# start of ROWS

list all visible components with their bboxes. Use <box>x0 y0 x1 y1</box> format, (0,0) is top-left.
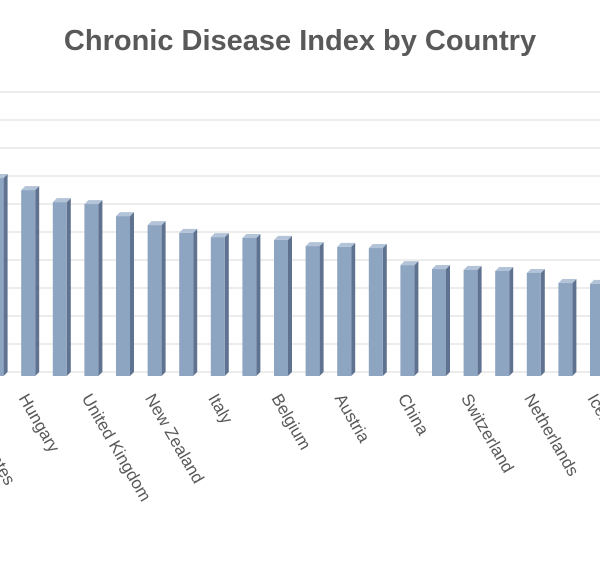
x-tick-label: Netherlands <box>520 391 582 480</box>
bar <box>463 269 478 376</box>
x-tick-label: Hungary <box>15 391 64 457</box>
bar-side <box>256 233 261 376</box>
bar-top <box>463 265 482 270</box>
x-tick-label: United Kingdom <box>78 391 155 505</box>
x-tick-label: Italy <box>204 391 236 428</box>
bar <box>432 269 446 376</box>
bar-side <box>572 279 577 376</box>
bar <box>526 272 541 376</box>
bar <box>590 283 600 376</box>
x-tick-label: China <box>394 391 433 439</box>
bar-side <box>98 200 103 376</box>
bar-top <box>495 267 514 271</box>
x-tick-label: Switzerland <box>457 391 517 477</box>
bar-side <box>509 267 514 376</box>
bar-side <box>477 265 482 376</box>
bar-top <box>210 233 229 238</box>
bar-top <box>400 261 419 266</box>
bar-side <box>35 186 40 376</box>
bar-side <box>382 244 387 376</box>
bar <box>116 216 130 376</box>
bar-top <box>558 279 577 284</box>
bar <box>147 225 162 376</box>
bar-top <box>21 186 40 191</box>
bar <box>558 283 573 376</box>
bar-side <box>446 265 450 376</box>
bar-side <box>540 268 545 376</box>
bar-top <box>590 279 600 284</box>
bar <box>305 246 320 376</box>
bar-top <box>242 233 261 238</box>
x-tick-label: New Zealand <box>141 391 208 487</box>
bar-side <box>193 228 198 376</box>
bar <box>400 265 415 376</box>
bar-top <box>116 212 134 217</box>
bar-top <box>84 200 103 205</box>
bar-top <box>526 268 545 273</box>
x-tick-label: Iceland <box>584 391 600 448</box>
bar-side <box>224 233 229 376</box>
bar-side <box>319 242 324 376</box>
bar <box>368 248 383 376</box>
bar-side <box>66 198 71 376</box>
bar <box>274 239 288 376</box>
bar-top <box>432 265 450 270</box>
bar-top <box>305 242 324 247</box>
bar-side <box>3 174 8 376</box>
bar <box>242 237 257 376</box>
bar-top <box>274 235 292 240</box>
bar-side <box>351 242 356 376</box>
bar <box>21 190 36 376</box>
bar-side <box>414 261 419 376</box>
bar-side <box>130 212 134 376</box>
x-tick-label: United States <box>0 391 19 489</box>
bar <box>179 232 194 376</box>
bar-top <box>179 228 198 233</box>
bar <box>337 246 352 376</box>
bar-top <box>147 221 166 226</box>
bar-top <box>0 174 8 179</box>
x-tick-label: Austria <box>331 391 374 447</box>
bar-top <box>52 198 71 203</box>
chart-title: Chronic Disease Index by Country <box>64 25 536 57</box>
bar-top <box>368 244 387 249</box>
bar <box>84 204 99 376</box>
bar <box>495 271 510 376</box>
bar <box>52 202 67 376</box>
bar-side <box>288 235 292 376</box>
x-tick-label: Belgium <box>268 391 315 454</box>
bar <box>0 178 4 376</box>
bar-side <box>161 221 166 376</box>
bar-top <box>337 242 356 247</box>
bar <box>210 237 225 376</box>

# end of ROWS

**GIVEN PROBLEM**
Report each line in the rows above that contains the string "United", matching case exactly.

**OUTPUT BELOW**
x-tick-label: United Kingdom <box>78 391 155 505</box>
x-tick-label: United States <box>0 391 19 489</box>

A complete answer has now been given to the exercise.